_Instructions for the task_
In your copy, repeat the records exactly and leave out the pictures.

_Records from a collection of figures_
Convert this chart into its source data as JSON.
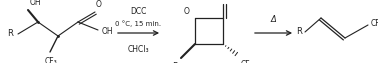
{
  "bg_color": "#ffffff",
  "line_color": "#222222",
  "figsize": [
    3.78,
    0.63
  ],
  "dpi": 100,
  "label_dcc": "DCC",
  "label_conditions": "0 °C, 15 min.",
  "label_solvent": "CHCl₃",
  "label_delta": "Δ"
}
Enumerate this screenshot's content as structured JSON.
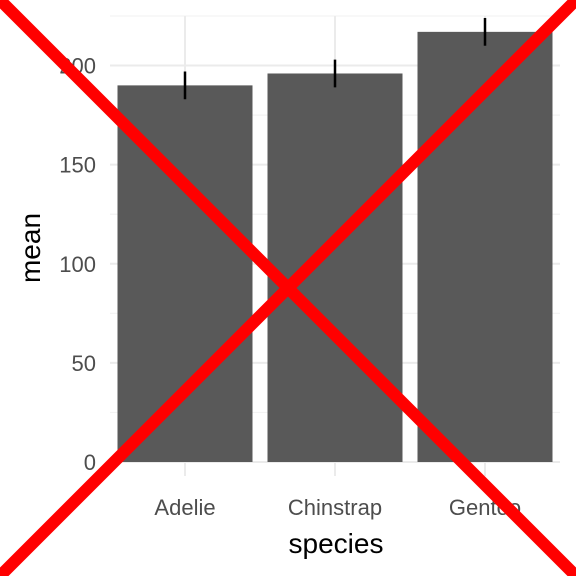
{
  "chart_data": {
    "type": "bar",
    "categories": [
      "Adelie",
      "Chinstrap",
      "Gentoo"
    ],
    "values": [
      190,
      196,
      217
    ],
    "error_bars": [
      {
        "lower": 183,
        "upper": 197
      },
      {
        "lower": 189,
        "upper": 203
      },
      {
        "lower": 210,
        "upper": 224
      }
    ],
    "title": "",
    "xlabel": "species",
    "ylabel": "mean",
    "ylim": [
      0,
      225
    ],
    "y_ticks": [
      0,
      50,
      100,
      150,
      200
    ],
    "grid": true,
    "theme": "minimal",
    "colors": {
      "bar": "#595959",
      "error_bar": "#000000",
      "grid_major": "#ebebeb",
      "grid_minor": "#f3f3f3",
      "cross_overlay": "#ff0000"
    },
    "overlay": "red-cross"
  }
}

_Output for this exercise_
Convert this chart into its source data as JSON.
{
  "bg_color": "#ffffff",
  "line_color": "#222222",
  "figsize": [
    3.78,
    0.63
  ],
  "dpi": 100,
  "label_dcc": "DCC",
  "label_conditions": "0 °C, 15 min.",
  "label_solvent": "CHCl₃",
  "label_delta": "Δ"
}
Enumerate this screenshot's content as structured JSON.
{
  "chart_data": {
    "type": "bar",
    "categories": [
      "Adelie",
      "Chinstrap",
      "Gentoo"
    ],
    "values": [
      190,
      196,
      217
    ],
    "error_bars": [
      {
        "lower": 183,
        "upper": 197
      },
      {
        "lower": 189,
        "upper": 203
      },
      {
        "lower": 210,
        "upper": 224
      }
    ],
    "title": "",
    "xlabel": "species",
    "ylabel": "mean",
    "ylim": [
      0,
      225
    ],
    "y_ticks": [
      0,
      50,
      100,
      150,
      200
    ],
    "grid": true,
    "theme": "minimal",
    "colors": {
      "bar": "#595959",
      "error_bar": "#000000",
      "grid_major": "#ebebeb",
      "grid_minor": "#f3f3f3",
      "cross_overlay": "#ff0000"
    },
    "overlay": "red-cross"
  }
}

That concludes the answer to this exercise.